--- EXERCISE ---
Will you give the material below again, every line exactly as it is?

Part of a data file:
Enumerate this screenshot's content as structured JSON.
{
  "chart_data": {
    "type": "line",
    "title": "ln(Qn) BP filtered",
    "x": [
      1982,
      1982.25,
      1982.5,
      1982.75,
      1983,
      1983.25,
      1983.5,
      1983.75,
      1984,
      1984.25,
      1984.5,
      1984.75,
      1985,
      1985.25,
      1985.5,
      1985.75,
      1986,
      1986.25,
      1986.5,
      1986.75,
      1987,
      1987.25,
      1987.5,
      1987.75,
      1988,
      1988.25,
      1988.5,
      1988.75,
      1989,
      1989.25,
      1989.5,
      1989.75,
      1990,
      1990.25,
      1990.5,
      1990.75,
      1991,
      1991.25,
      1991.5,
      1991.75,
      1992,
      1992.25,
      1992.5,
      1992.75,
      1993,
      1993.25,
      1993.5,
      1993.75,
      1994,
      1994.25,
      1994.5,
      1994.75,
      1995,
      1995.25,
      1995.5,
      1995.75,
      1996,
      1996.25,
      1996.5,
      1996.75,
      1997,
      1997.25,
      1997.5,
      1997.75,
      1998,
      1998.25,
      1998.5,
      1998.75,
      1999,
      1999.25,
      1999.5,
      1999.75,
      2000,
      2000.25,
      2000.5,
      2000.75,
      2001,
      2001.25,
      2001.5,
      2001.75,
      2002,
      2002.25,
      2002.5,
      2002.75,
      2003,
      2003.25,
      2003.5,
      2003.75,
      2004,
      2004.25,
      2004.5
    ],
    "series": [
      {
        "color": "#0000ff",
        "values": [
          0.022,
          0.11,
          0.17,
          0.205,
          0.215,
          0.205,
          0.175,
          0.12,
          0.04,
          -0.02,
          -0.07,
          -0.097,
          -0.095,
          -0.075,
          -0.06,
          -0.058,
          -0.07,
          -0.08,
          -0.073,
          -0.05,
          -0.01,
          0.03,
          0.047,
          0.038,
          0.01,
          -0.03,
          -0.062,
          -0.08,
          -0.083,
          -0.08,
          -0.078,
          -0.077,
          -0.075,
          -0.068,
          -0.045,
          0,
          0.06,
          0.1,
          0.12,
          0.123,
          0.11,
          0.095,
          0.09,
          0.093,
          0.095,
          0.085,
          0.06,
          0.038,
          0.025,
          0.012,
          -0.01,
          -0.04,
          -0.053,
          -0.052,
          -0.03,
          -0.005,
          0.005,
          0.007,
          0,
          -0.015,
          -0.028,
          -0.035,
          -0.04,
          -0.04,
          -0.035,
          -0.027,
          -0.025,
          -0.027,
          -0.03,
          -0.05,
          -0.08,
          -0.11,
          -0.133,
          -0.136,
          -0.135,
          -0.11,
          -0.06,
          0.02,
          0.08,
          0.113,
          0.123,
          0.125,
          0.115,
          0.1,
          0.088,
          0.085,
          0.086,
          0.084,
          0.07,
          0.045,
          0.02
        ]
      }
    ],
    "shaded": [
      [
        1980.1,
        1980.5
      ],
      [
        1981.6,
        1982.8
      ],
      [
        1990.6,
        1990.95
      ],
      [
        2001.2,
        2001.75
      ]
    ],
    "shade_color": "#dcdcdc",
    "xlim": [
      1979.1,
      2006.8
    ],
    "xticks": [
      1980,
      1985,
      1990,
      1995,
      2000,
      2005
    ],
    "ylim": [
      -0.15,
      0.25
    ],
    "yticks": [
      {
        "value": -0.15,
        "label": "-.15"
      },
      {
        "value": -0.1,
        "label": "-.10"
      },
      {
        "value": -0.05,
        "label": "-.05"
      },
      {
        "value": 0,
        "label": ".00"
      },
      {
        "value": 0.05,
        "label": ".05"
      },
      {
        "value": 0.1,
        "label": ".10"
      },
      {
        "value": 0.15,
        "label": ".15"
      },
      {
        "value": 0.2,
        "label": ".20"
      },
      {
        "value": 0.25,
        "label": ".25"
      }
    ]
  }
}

--- SOLUTION FOR THIS TASK ---
Enumerate this screenshot's content as structured JSON.
{
  "chart_data": {
    "type": "line",
    "title": "ln(Qn) BP filtered",
    "x": [
      1982,
      1982.25,
      1982.5,
      1982.75,
      1983,
      1983.25,
      1983.5,
      1983.75,
      1984,
      1984.25,
      1984.5,
      1984.75,
      1985,
      1985.25,
      1985.5,
      1985.75,
      1986,
      1986.25,
      1986.5,
      1986.75,
      1987,
      1987.25,
      1987.5,
      1987.75,
      1988,
      1988.25,
      1988.5,
      1988.75,
      1989,
      1989.25,
      1989.5,
      1989.75,
      1990,
      1990.25,
      1990.5,
      1990.75,
      1991,
      1991.25,
      1991.5,
      1991.75,
      1992,
      1992.25,
      1992.5,
      1992.75,
      1993,
      1993.25,
      1993.5,
      1993.75,
      1994,
      1994.25,
      1994.5,
      1994.75,
      1995,
      1995.25,
      1995.5,
      1995.75,
      1996,
      1996.25,
      1996.5,
      1996.75,
      1997,
      1997.25,
      1997.5,
      1997.75,
      1998,
      1998.25,
      1998.5,
      1998.75,
      1999,
      1999.25,
      1999.5,
      1999.75,
      2000,
      2000.25,
      2000.5,
      2000.75,
      2001,
      2001.25,
      2001.5,
      2001.75,
      2002,
      2002.25,
      2002.5,
      2002.75,
      2003,
      2003.25,
      2003.5,
      2003.75,
      2004,
      2004.25,
      2004.5
    ],
    "series": [
      {
        "color": "#0000ff",
        "values": [
          0.022,
          0.11,
          0.17,
          0.205,
          0.215,
          0.205,
          0.175,
          0.12,
          0.04,
          -0.02,
          -0.07,
          -0.097,
          -0.095,
          -0.075,
          -0.06,
          -0.058,
          -0.07,
          -0.08,
          -0.073,
          -0.05,
          -0.01,
          0.03,
          0.047,
          0.038,
          0.01,
          -0.03,
          -0.062,
          -0.08,
          -0.083,
          -0.08,
          -0.078,
          -0.077,
          -0.075,
          -0.068,
          -0.045,
          0,
          0.06,
          0.1,
          0.12,
          0.123,
          0.11,
          0.095,
          0.09,
          0.093,
          0.095,
          0.085,
          0.06,
          0.038,
          0.025,
          0.012,
          -0.01,
          -0.04,
          -0.053,
          -0.052,
          -0.03,
          -0.005,
          0.005,
          0.007,
          0,
          -0.015,
          -0.028,
          -0.035,
          -0.04,
          -0.04,
          -0.035,
          -0.027,
          -0.025,
          -0.027,
          -0.03,
          -0.05,
          -0.08,
          -0.11,
          -0.133,
          -0.136,
          -0.135,
          -0.11,
          -0.06,
          0.02,
          0.08,
          0.113,
          0.123,
          0.125,
          0.115,
          0.1,
          0.088,
          0.085,
          0.086,
          0.084,
          0.07,
          0.045,
          0.02
        ]
      }
    ],
    "shaded": [
      [
        1980.1,
        1980.5
      ],
      [
        1981.6,
        1982.8
      ],
      [
        1990.6,
        1990.95
      ],
      [
        2001.2,
        2001.75
      ]
    ],
    "shade_color": "#dcdcdc",
    "xlim": [
      1979.1,
      2006.8
    ],
    "xticks": [
      1980,
      1985,
      1990,
      1995,
      2000,
      2005
    ],
    "ylim": [
      -0.15,
      0.25
    ],
    "yticks": [
      {
        "value": -0.15,
        "label": "-.15"
      },
      {
        "value": -0.1,
        "label": "-.10"
      },
      {
        "value": -0.05,
        "label": "-.05"
      },
      {
        "value": 0,
        "label": ".00"
      },
      {
        "value": 0.05,
        "label": ".05"
      },
      {
        "value": 0.1,
        "label": ".10"
      },
      {
        "value": 0.15,
        "label": ".15"
      },
      {
        "value": 0.2,
        "label": ".20"
      },
      {
        "value": 0.25,
        "label": ".25"
      }
    ]
  }
}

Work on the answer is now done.